— start DATASET —

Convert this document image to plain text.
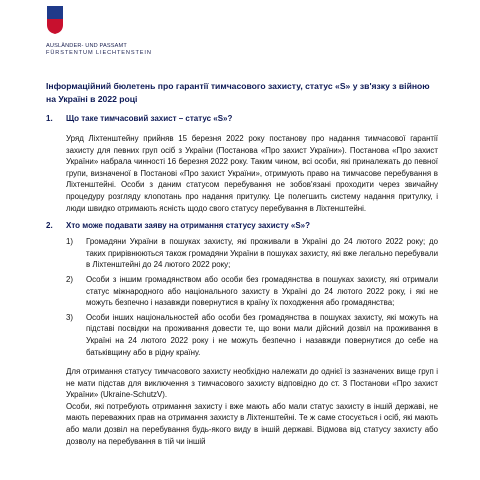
AUSLÄNDER- UND PASSAMT
FÜRSTENTUM LIECHTENSTEIN
Інформаційний бюлетень про гарантії тимчасового захисту, статус «S» у зв'язку з війною на Україні в 2022 році
1.	Що таке тимчасовий захист – статус «S»?
Уряд Ліхтенштейну прийняв 15 березня 2022 року постанову про надання тимчасової гарантії захисту для певних груп осіб з України (Постанова «Про захист України»). Постанова «Про захист України» набрала чинності 16 березня 2022 року. Таким чином, всі особи, які приналежать до певної групи, визначеної в Постанові «Про захист України», отримують право на тимчасове перебування в Ліхтенштейні. Особи з даним статусом перебування не зобов'язані проходити через звичайну процедуру розгляду клопотань про надання притулку. Це полегшить систему надання притулку, і люди швидко отримають ясність щодо свого статусу перебування в Ліхтенштейні.
2.	Хто може подавати заяву на отримання статусу захисту «S»?
1)	Громадяни України в пошуках захисту, які проживали в Україні до 24 лютого 2022 року; до таких прирівнюються також громадяни України в пошуках захисту, які вже легально перебували в Ліхтенштейні до 24 лютого 2022 року;
2)	Особи з іншим громадянством або особи без громадянства в пошуках захисту, які отримали статус міжнародного або національного захисту в Україні до 24 лютого 2022 року, і які не можуть безпечно і назавжди повернутися в країну їх походження або громадянства;
3)	Особи інших національностей або особи без громадянства в пошуках захисту, які можуть на підставі посвідки на проживання довести те, що вони мали дійсний дозвіл на проживання в Україні на 24 лютого 2022 року і не можуть безпечно і назавжди повернутися до себе на батьківщину або в рідну країну.
Для отримання статусу тимчасового захисту необхідно належати до однієї із зазначених вище груп і не мати підстав для виключення з тимчасового захисту відповідно до ст. 3 Постанови «Про захист України» (Ukraine-SchutzV).
Особи, які потребують отримання захисту і вже мають або мали статус захисту в іншій державі, не мають переважних прав на отримання захисту в Ліхтенштейні. Те ж саме стосується і осіб, які мають або мали дозвіл на перебування будь-якого виду в іншій державі. Відмова від статусу захисту або дозволу на перебування в тій чи іншій
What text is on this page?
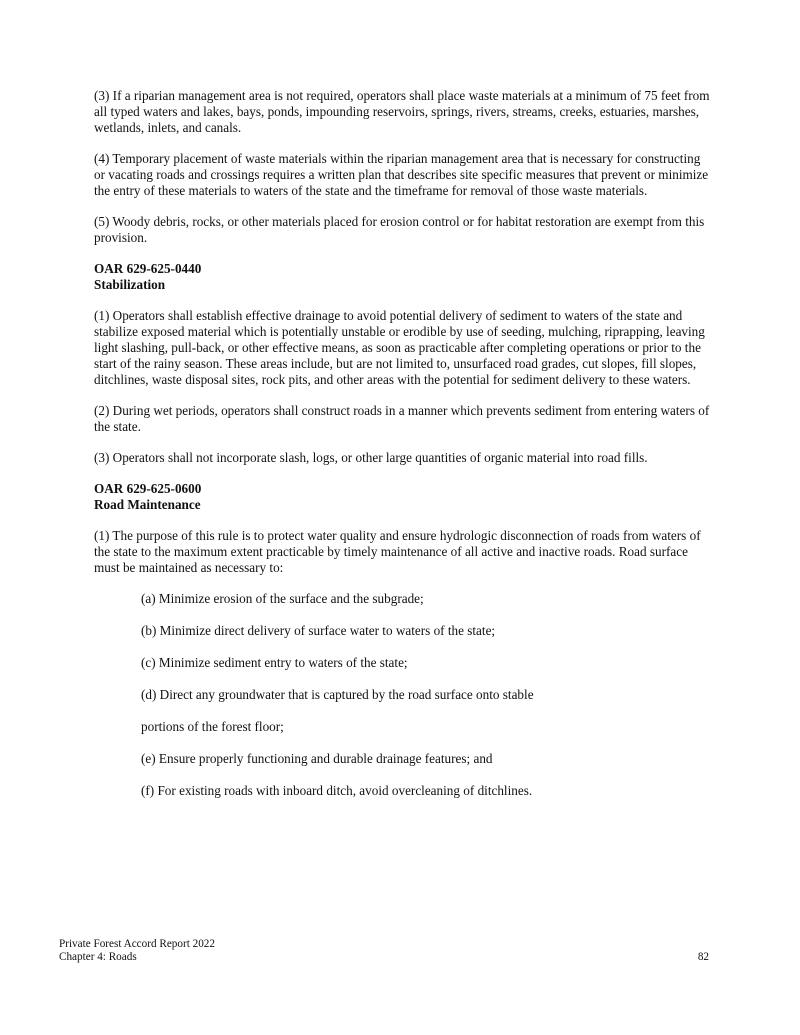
(3) If a riparian management area is not required, operators shall place waste materials at a minimum of 75 feet from all typed waters and lakes, bays, ponds, impounding reservoirs, springs, rivers, streams, creeks, estuaries, marshes, wetlands, inlets, and canals.

(4) Temporary placement of waste materials within the riparian management area that is necessary for constructing or vacating roads and crossings requires a written plan that describes site specific measures that prevent or minimize the entry of these materials to waters of the state and the timeframe for removal of those waste materials.

(5) Woody debris, rocks, or other materials placed for erosion control or for habitat restoration are exempt from this provision.

OAR 629-625-0440
Stabilization

(1) Operators shall establish effective drainage to avoid potential delivery of sediment to waters of the state and stabilize exposed material which is potentially unstable or erodible by use of seeding, mulching, riprapping, leaving light slashing, pull-back, or other effective means, as soon as practicable after completing operations or prior to the start of the rainy season. These areas include, but are not limited to, unsurfaced road grades, cut slopes, fill slopes, ditchlines, waste disposal sites, rock pits, and other areas with the potential for sediment delivery to these waters.

(2) During wet periods, operators shall construct roads in a manner which prevents sediment from entering waters of the state.

(3) Operators shall not incorporate slash, logs, or other large quantities of organic material into road fills.

OAR 629-625-0600
Road Maintenance

(1) The purpose of this rule is to protect water quality and ensure hydrologic disconnection of roads from waters of the state to the maximum extent practicable by timely maintenance of all active and inactive roads. Road surface must be maintained as necessary to:

(a) Minimize erosion of the surface and the subgrade;

(b) Minimize direct delivery of surface water to waters of the state;

(c) Minimize sediment entry to waters of the state;

(d) Direct any groundwater that is captured by the road surface onto stable

portions of the forest floor;

(e) Ensure properly functioning and durable drainage features; and

(f) For existing roads with inboard ditch, avoid overcleaning of ditchlines.

Private Forest Accord Report 2022
Chapter 4: Roads	82
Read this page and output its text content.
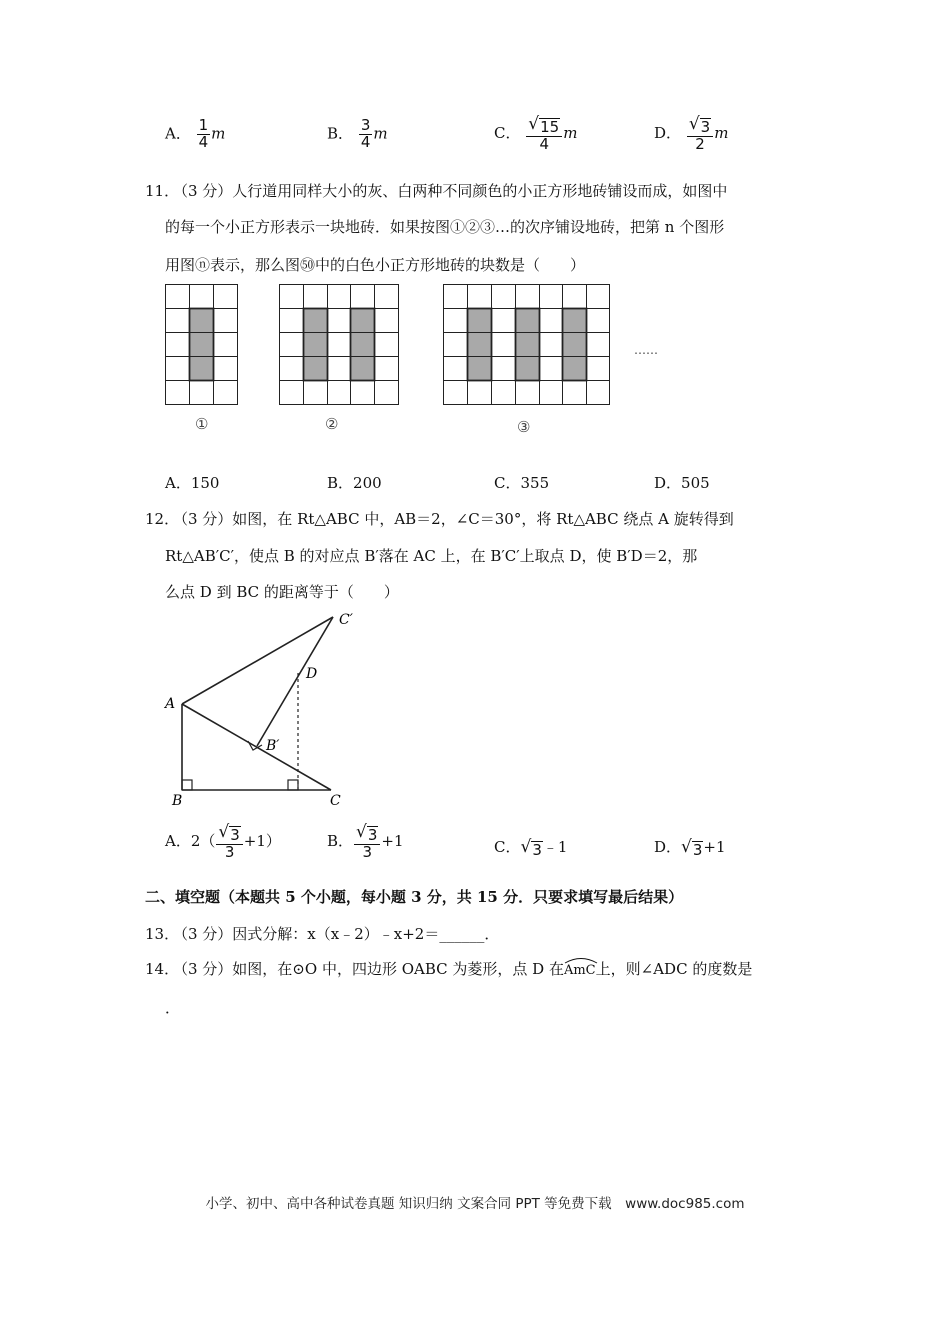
A． $\frac{1}{4}$ m	B． $\frac{3}{4}$ m	C． $\frac{√ 15}{4}$ m	D． $\frac{√ 3}{2}$ m
11．
（3 分）人行道用同样大小的灰、白两种不同颜色的小正方形地砖铺设而成，如图中
的每一个小正方形表示一块地砖．如果按图①②③…的次序铺设地砖，把第 n 个图形
用图ⓝ表示，那么图㊿中的白色小正方形地砖的块数是（　　）
……
①	②	③
A．150	B．200	C．355	D．505
12．
（3 分）如图，在 Rt△ABC 中，AB＝2，∠C＝30°，将 Rt△ABC 绕点 A 旋转得到
Rt△AB′C′，使点 B 的对应点 B′落在 AC 上，在 B′C′上取点 D，使 B′D＝2，那
么点 D 到 BC 的距离等于（　　）
A
B	C
B′
C′
D
A．$2( \frac{√ 3}{3} +1)$	B． $\frac{√ 3}{3} +1$	C． √ 3 ﹣1	D． √ 3 +1
二、填空题（本题共 5 个小题，每小题 3 分，共 15 分．只要求填写最后结果）
13．
（3 分）因式分解：x（x﹣2）﹣x+2＝______．
14．
（3 分）如图，在⊙O 中，四边形 OABC 为菱形，点 D 在
AmC上，则∠ADC 的度数是
．
小学、初中、高中各种试卷真题 知识归纳 文案合同 PPT 等免费下载　www.doc985.com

— end DATASET —

**AIM:**
Copy every line of the data word for word, omitting the images.

**SOLUTION FOR THIS PROBLEM:**
Convert this document image to plain text.
AUSLÄNDER- UND PASSAMT
FÜRSTENTUM LIECHTENSTEIN
Інформаційний бюлетень про гарантії тимчасового захисту, статус «S» у зв'язку з війною на Україні в 2022 році
1.	Що таке тимчасовий захист – статус «S»?
Уряд Ліхтенштейну прийняв 15 березня 2022 року постанову про надання тимчасової гарантії захисту для певних груп осіб з України (Постанова «Про захист України»). Постанова «Про захист України» набрала чинності 16 березня 2022 року. Таким чином, всі особи, які приналежать до певної групи, визначеної в Постанові «Про захист України», отримують право на тимчасове перебування в Ліхтенштейні. Особи з даним статусом перебування не зобов'язані проходити через звичайну процедуру розгляду клопотань про надання притулку. Це полегшить систему надання притулку, і люди швидко отримають ясність щодо свого статусу перебування в Ліхтенштейні.
2.	Хто може подавати заяву на отримання статусу захисту «S»?
1)	Громадяни України в пошуках захисту, які проживали в Україні до 24 лютого 2022 року; до таких прирівнюються також громадяни України в пошуках захисту, які вже легально перебували в Ліхтенштейні до 24 лютого 2022 року;
2)	Особи з іншим громадянством або особи без громадянства в пошуках захисту, які отримали статус міжнародного або національного захисту в Україні до 24 лютого 2022 року, і які не можуть безпечно і назавжди повернутися в країну їх походження або громадянства;
3)	Особи інших національностей або особи без громадянства в пошуках захисту, які можуть на підставі посвідки на проживання довести те, що вони мали дійсний дозвіл на проживання в Україні на 24 лютого 2022 року і не можуть безпечно і назавжди повернутися до себе на батьківщину або в рідну країну.
Для отримання статусу тимчасового захисту необхідно належати до однієї із зазначених вище груп і не мати підстав для виключення з тимчасового захисту відповідно до ст. 3 Постанови «Про захист України» (Ukraine-SchutzV).
Особи, які потребують отримання захисту і вже мають або мали статус захисту в іншій державі, не мають переважних прав на отримання захисту в Ліхтенштейні. Те ж саме стосується і осіб, які мають або мали дозвіл на перебування будь-якого виду в іншій державі. Відмова від статусу захисту або дозволу на перебування в тій чи іншій
What text is on this page?
(3) If a riparian management area is not required, operators shall place waste materials at a minimum of 75 feet from all typed waters and lakes, bays, ponds, impounding reservoirs, springs, rivers, streams, creeks, estuaries, marshes, wetlands, inlets, and canals.

(4) Temporary placement of waste materials within the riparian management area that is necessary for constructing or vacating roads and crossings requires a written plan that describes site specific measures that prevent or minimize the entry of these materials to waters of the state and the timeframe for removal of those waste materials.

(5) Woody debris, rocks, or other materials placed for erosion control or for habitat restoration are exempt from this provision.

OAR 629-625-0440
Stabilization

(1) Operators shall establish effective drainage to avoid potential delivery of sediment to waters of the state and stabilize exposed material which is potentially unstable or erodible by use of seeding, mulching, riprapping, leaving light slashing, pull-back, or other effective means, as soon as practicable after completing operations or prior to the start of the rainy season. These areas include, but are not limited to, unsurfaced road grades, cut slopes, fill slopes, ditchlines, waste disposal sites, rock pits, and other areas with the potential for sediment delivery to these waters.

(2) During wet periods, operators shall construct roads in a manner which prevents sediment from entering waters of the state.

(3) Operators shall not incorporate slash, logs, or other large quantities of organic material into road fills.

OAR 629-625-0600
Road Maintenance

(1) The purpose of this rule is to protect water quality and ensure hydrologic disconnection of roads from waters of the state to the maximum extent practicable by timely maintenance of all active and inactive roads. Road surface must be maintained as necessary to:

(a) Minimize erosion of the surface and the subgrade;

(b) Minimize direct delivery of surface water to waters of the state;

(c) Minimize sediment entry to waters of the state;

(d) Direct any groundwater that is captured by the road surface onto stable

portions of the forest floor;

(e) Ensure properly functioning and durable drainage features; and

(f) For existing roads with inboard ditch, avoid overcleaning of ditchlines.

Private Forest Accord Report 2022
Chapter 4: Roads	82
Read this page and output its text content.
A． $\frac{1}{4}$ m	B． $\frac{3}{4}$ m	C． $\frac{√ 15}{4}$ m	D． $\frac{√ 3}{2}$ m
11．
（3 分）人行道用同样大小的灰、白两种不同颜色的小正方形地砖铺设而成，如图中
的每一个小正方形表示一块地砖．如果按图①②③…的次序铺设地砖，把第 n 个图形
用图ⓝ表示，那么图㊿中的白色小正方形地砖的块数是（　　）
……
①	②	③
A．150	B．200	C．355	D．505
12．
（3 分）如图，在 Rt△ABC 中，AB＝2，∠C＝30°，将 Rt△ABC 绕点 A 旋转得到
Rt△AB′C′，使点 B 的对应点 B′落在 AC 上，在 B′C′上取点 D，使 B′D＝2，那
么点 D 到 BC 的距离等于（　　）
A
B	C
B′
C′
D
A．$2( \frac{√ 3}{3} +1)$	B． $\frac{√ 3}{3} +1$	C． √ 3 ﹣1	D． √ 3 +1
二、填空题（本题共 5 个小题，每小题 3 分，共 15 分．只要求填写最后结果）
13．
（3 分）因式分解：x（x﹣2）﹣x+2＝______．
14．
（3 分）如图，在⊙O 中，四边形 OABC 为菱形，点 D 在
AmC上，则∠ADC 的度数是
．
小学、初中、高中各种试卷真题 知识归纳 文案合同 PPT 等免费下载　www.doc985.com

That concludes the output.